• Record set:
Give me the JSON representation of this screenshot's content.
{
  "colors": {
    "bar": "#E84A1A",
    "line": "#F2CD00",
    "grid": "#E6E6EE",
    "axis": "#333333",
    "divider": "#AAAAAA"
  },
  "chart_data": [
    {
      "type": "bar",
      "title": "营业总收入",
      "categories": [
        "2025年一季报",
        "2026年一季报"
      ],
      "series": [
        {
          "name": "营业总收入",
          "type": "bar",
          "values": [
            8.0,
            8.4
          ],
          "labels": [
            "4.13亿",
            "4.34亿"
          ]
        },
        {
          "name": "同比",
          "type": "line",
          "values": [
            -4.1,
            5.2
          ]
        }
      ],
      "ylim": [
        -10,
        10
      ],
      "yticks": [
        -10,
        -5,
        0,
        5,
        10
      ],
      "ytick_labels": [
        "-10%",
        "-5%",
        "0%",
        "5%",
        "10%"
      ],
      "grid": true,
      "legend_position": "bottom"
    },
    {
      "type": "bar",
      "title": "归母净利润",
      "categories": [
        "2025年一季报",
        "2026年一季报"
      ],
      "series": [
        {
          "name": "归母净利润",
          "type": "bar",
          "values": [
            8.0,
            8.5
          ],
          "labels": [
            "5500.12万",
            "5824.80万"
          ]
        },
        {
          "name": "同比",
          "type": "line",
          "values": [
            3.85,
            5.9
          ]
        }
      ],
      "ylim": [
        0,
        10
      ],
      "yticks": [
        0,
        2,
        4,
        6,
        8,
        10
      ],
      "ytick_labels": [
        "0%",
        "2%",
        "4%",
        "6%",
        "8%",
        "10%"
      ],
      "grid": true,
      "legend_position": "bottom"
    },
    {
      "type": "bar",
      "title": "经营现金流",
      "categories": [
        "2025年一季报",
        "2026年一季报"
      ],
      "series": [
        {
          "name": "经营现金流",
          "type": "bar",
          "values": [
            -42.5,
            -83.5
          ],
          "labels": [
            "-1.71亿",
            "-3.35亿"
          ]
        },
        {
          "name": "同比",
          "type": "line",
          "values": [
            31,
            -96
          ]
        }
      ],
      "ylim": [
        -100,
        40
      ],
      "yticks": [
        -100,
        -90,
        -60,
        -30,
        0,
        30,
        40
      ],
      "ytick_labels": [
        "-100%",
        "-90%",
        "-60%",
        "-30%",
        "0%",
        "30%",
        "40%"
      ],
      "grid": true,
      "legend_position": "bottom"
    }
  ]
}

• Request: Please repeat all the records above exactly as they appear.

• The response:
Give me the JSON representation of this screenshot's content.
{
  "colors": {
    "bar": "#E84A1A",
    "line": "#F2CD00",
    "grid": "#E6E6EE",
    "axis": "#333333",
    "divider": "#AAAAAA"
  },
  "chart_data": [
    {
      "type": "bar",
      "title": "营业总收入",
      "categories": [
        "2025年一季报",
        "2026年一季报"
      ],
      "series": [
        {
          "name": "营业总收入",
          "type": "bar",
          "values": [
            8.0,
            8.4
          ],
          "labels": [
            "4.13亿",
            "4.34亿"
          ]
        },
        {
          "name": "同比",
          "type": "line",
          "values": [
            -4.1,
            5.2
          ]
        }
      ],
      "ylim": [
        -10,
        10
      ],
      "yticks": [
        -10,
        -5,
        0,
        5,
        10
      ],
      "ytick_labels": [
        "-10%",
        "-5%",
        "0%",
        "5%",
        "10%"
      ],
      "grid": true,
      "legend_position": "bottom"
    },
    {
      "type": "bar",
      "title": "归母净利润",
      "categories": [
        "2025年一季报",
        "2026年一季报"
      ],
      "series": [
        {
          "name": "归母净利润",
          "type": "bar",
          "values": [
            8.0,
            8.5
          ],
          "labels": [
            "5500.12万",
            "5824.80万"
          ]
        },
        {
          "name": "同比",
          "type": "line",
          "values": [
            3.85,
            5.9
          ]
        }
      ],
      "ylim": [
        0,
        10
      ],
      "yticks": [
        0,
        2,
        4,
        6,
        8,
        10
      ],
      "ytick_labels": [
        "0%",
        "2%",
        "4%",
        "6%",
        "8%",
        "10%"
      ],
      "grid": true,
      "legend_position": "bottom"
    },
    {
      "type": "bar",
      "title": "经营现金流",
      "categories": [
        "2025年一季报",
        "2026年一季报"
      ],
      "series": [
        {
          "name": "经营现金流",
          "type": "bar",
          "values": [
            -42.5,
            -83.5
          ],
          "labels": [
            "-1.71亿",
            "-3.35亿"
          ]
        },
        {
          "name": "同比",
          "type": "line",
          "values": [
            31,
            -96
          ]
        }
      ],
      "ylim": [
        -100,
        40
      ],
      "yticks": [
        -100,
        -90,
        -60,
        -30,
        0,
        30,
        40
      ],
      "ytick_labels": [
        "-100%",
        "-90%",
        "-60%",
        "-30%",
        "0%",
        "30%",
        "40%"
      ],
      "grid": true,
      "legend_position": "bottom"
    }
  ]
}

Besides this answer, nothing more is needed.